* AIM OF THE EXERCISE
Would you retype all of these records exactly?

==== MATERIAL SUPPLIED ====

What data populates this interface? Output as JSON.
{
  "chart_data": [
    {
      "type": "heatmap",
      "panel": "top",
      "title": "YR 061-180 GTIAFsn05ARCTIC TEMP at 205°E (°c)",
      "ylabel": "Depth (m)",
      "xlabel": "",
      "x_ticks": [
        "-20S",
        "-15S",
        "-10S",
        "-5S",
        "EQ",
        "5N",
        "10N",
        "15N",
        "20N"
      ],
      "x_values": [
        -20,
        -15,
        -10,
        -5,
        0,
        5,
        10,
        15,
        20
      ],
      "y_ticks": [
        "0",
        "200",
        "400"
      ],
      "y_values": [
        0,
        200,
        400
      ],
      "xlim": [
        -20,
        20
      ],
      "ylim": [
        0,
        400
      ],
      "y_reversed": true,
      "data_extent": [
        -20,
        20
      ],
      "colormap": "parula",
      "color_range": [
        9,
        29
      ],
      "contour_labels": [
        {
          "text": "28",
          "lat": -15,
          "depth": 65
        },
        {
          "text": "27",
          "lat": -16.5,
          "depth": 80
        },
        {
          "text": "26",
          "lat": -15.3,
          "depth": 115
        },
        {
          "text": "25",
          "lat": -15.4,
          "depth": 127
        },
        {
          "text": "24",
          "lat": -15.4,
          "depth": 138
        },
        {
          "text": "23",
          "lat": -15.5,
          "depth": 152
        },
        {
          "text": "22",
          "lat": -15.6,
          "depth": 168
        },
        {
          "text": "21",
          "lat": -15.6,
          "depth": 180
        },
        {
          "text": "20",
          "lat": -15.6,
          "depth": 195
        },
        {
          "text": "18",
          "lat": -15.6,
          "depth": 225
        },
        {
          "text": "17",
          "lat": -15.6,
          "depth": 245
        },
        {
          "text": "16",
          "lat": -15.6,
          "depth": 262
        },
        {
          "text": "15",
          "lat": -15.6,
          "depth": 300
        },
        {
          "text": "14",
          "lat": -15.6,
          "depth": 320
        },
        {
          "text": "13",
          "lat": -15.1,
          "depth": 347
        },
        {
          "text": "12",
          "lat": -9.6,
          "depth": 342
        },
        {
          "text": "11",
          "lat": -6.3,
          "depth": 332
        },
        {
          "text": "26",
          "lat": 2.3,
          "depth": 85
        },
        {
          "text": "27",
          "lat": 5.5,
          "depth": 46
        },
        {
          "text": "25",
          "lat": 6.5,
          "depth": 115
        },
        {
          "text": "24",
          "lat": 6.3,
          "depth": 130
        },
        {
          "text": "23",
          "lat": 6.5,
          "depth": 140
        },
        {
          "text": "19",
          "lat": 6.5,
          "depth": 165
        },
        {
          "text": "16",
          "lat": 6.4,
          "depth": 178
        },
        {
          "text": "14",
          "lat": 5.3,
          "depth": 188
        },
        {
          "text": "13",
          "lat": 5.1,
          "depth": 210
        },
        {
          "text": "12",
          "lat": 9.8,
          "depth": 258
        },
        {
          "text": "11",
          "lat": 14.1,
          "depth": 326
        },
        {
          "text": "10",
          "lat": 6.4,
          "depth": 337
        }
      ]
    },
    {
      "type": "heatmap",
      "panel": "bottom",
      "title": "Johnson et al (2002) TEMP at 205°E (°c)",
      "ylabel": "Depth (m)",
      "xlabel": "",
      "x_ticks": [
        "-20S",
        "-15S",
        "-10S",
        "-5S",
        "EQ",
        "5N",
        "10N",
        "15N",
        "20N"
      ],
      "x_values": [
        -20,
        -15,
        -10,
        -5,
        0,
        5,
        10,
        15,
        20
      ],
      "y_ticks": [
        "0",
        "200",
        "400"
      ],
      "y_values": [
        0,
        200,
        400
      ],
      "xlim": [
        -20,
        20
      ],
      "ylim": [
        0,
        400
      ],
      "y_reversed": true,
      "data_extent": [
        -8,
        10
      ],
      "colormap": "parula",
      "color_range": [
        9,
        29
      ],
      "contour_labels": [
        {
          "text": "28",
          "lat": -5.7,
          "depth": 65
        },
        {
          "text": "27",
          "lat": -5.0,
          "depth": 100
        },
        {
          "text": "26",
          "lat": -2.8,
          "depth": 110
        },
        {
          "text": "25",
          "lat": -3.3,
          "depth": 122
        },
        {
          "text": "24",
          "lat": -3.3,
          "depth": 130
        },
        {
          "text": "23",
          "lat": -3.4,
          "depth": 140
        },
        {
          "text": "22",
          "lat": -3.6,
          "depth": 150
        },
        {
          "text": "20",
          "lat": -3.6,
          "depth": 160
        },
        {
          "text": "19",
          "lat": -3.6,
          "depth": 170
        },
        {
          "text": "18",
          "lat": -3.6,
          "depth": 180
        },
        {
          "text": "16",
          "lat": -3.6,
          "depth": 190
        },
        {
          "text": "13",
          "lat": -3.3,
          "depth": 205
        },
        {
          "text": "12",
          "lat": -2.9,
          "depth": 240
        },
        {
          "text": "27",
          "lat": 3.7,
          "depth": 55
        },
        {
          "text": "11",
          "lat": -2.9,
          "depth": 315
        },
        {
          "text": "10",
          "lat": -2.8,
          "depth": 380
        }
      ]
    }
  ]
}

====

* ANSWER TO THIS EXERCISE
What data populates this interface? Output as JSON.
{
  "chart_data": [
    {
      "type": "heatmap",
      "panel": "top",
      "title": "YR 061-180 GTIAFsn05ARCTIC TEMP at 205°E (°c)",
      "ylabel": "Depth (m)",
      "xlabel": "",
      "x_ticks": [
        "-20S",
        "-15S",
        "-10S",
        "-5S",
        "EQ",
        "5N",
        "10N",
        "15N",
        "20N"
      ],
      "x_values": [
        -20,
        -15,
        -10,
        -5,
        0,
        5,
        10,
        15,
        20
      ],
      "y_ticks": [
        "0",
        "200",
        "400"
      ],
      "y_values": [
        0,
        200,
        400
      ],
      "xlim": [
        -20,
        20
      ],
      "ylim": [
        0,
        400
      ],
      "y_reversed": true,
      "data_extent": [
        -20,
        20
      ],
      "colormap": "parula",
      "color_range": [
        9,
        29
      ],
      "contour_labels": [
        {
          "text": "28",
          "lat": -15,
          "depth": 65
        },
        {
          "text": "27",
          "lat": -16.5,
          "depth": 80
        },
        {
          "text": "26",
          "lat": -15.3,
          "depth": 115
        },
        {
          "text": "25",
          "lat": -15.4,
          "depth": 127
        },
        {
          "text": "24",
          "lat": -15.4,
          "depth": 138
        },
        {
          "text": "23",
          "lat": -15.5,
          "depth": 152
        },
        {
          "text": "22",
          "lat": -15.6,
          "depth": 168
        },
        {
          "text": "21",
          "lat": -15.6,
          "depth": 180
        },
        {
          "text": "20",
          "lat": -15.6,
          "depth": 195
        },
        {
          "text": "18",
          "lat": -15.6,
          "depth": 225
        },
        {
          "text": "17",
          "lat": -15.6,
          "depth": 245
        },
        {
          "text": "16",
          "lat": -15.6,
          "depth": 262
        },
        {
          "text": "15",
          "lat": -15.6,
          "depth": 300
        },
        {
          "text": "14",
          "lat": -15.6,
          "depth": 320
        },
        {
          "text": "13",
          "lat": -15.1,
          "depth": 347
        },
        {
          "text": "12",
          "lat": -9.6,
          "depth": 342
        },
        {
          "text": "11",
          "lat": -6.3,
          "depth": 332
        },
        {
          "text": "26",
          "lat": 2.3,
          "depth": 85
        },
        {
          "text": "27",
          "lat": 5.5,
          "depth": 46
        },
        {
          "text": "25",
          "lat": 6.5,
          "depth": 115
        },
        {
          "text": "24",
          "lat": 6.3,
          "depth": 130
        },
        {
          "text": "23",
          "lat": 6.5,
          "depth": 140
        },
        {
          "text": "19",
          "lat": 6.5,
          "depth": 165
        },
        {
          "text": "16",
          "lat": 6.4,
          "depth": 178
        },
        {
          "text": "14",
          "lat": 5.3,
          "depth": 188
        },
        {
          "text": "13",
          "lat": 5.1,
          "depth": 210
        },
        {
          "text": "12",
          "lat": 9.8,
          "depth": 258
        },
        {
          "text": "11",
          "lat": 14.1,
          "depth": 326
        },
        {
          "text": "10",
          "lat": 6.4,
          "depth": 337
        }
      ]
    },
    {
      "type": "heatmap",
      "panel": "bottom",
      "title": "Johnson et al (2002) TEMP at 205°E (°c)",
      "ylabel": "Depth (m)",
      "xlabel": "",
      "x_ticks": [
        "-20S",
        "-15S",
        "-10S",
        "-5S",
        "EQ",
        "5N",
        "10N",
        "15N",
        "20N"
      ],
      "x_values": [
        -20,
        -15,
        -10,
        -5,
        0,
        5,
        10,
        15,
        20
      ],
      "y_ticks": [
        "0",
        "200",
        "400"
      ],
      "y_values": [
        0,
        200,
        400
      ],
      "xlim": [
        -20,
        20
      ],
      "ylim": [
        0,
        400
      ],
      "y_reversed": true,
      "data_extent": [
        -8,
        10
      ],
      "colormap": "parula",
      "color_range": [
        9,
        29
      ],
      "contour_labels": [
        {
          "text": "28",
          "lat": -5.7,
          "depth": 65
        },
        {
          "text": "27",
          "lat": -5.0,
          "depth": 100
        },
        {
          "text": "26",
          "lat": -2.8,
          "depth": 110
        },
        {
          "text": "25",
          "lat": -3.3,
          "depth": 122
        },
        {
          "text": "24",
          "lat": -3.3,
          "depth": 130
        },
        {
          "text": "23",
          "lat": -3.4,
          "depth": 140
        },
        {
          "text": "22",
          "lat": -3.6,
          "depth": 150
        },
        {
          "text": "20",
          "lat": -3.6,
          "depth": 160
        },
        {
          "text": "19",
          "lat": -3.6,
          "depth": 170
        },
        {
          "text": "18",
          "lat": -3.6,
          "depth": 180
        },
        {
          "text": "16",
          "lat": -3.6,
          "depth": 190
        },
        {
          "text": "13",
          "lat": -3.3,
          "depth": 205
        },
        {
          "text": "12",
          "lat": -2.9,
          "depth": 240
        },
        {
          "text": "27",
          "lat": 3.7,
          "depth": 55
        },
        {
          "text": "11",
          "lat": -2.9,
          "depth": 315
        },
        {
          "text": "10",
          "lat": -2.8,
          "depth": 380
        }
      ]
    }
  ]
}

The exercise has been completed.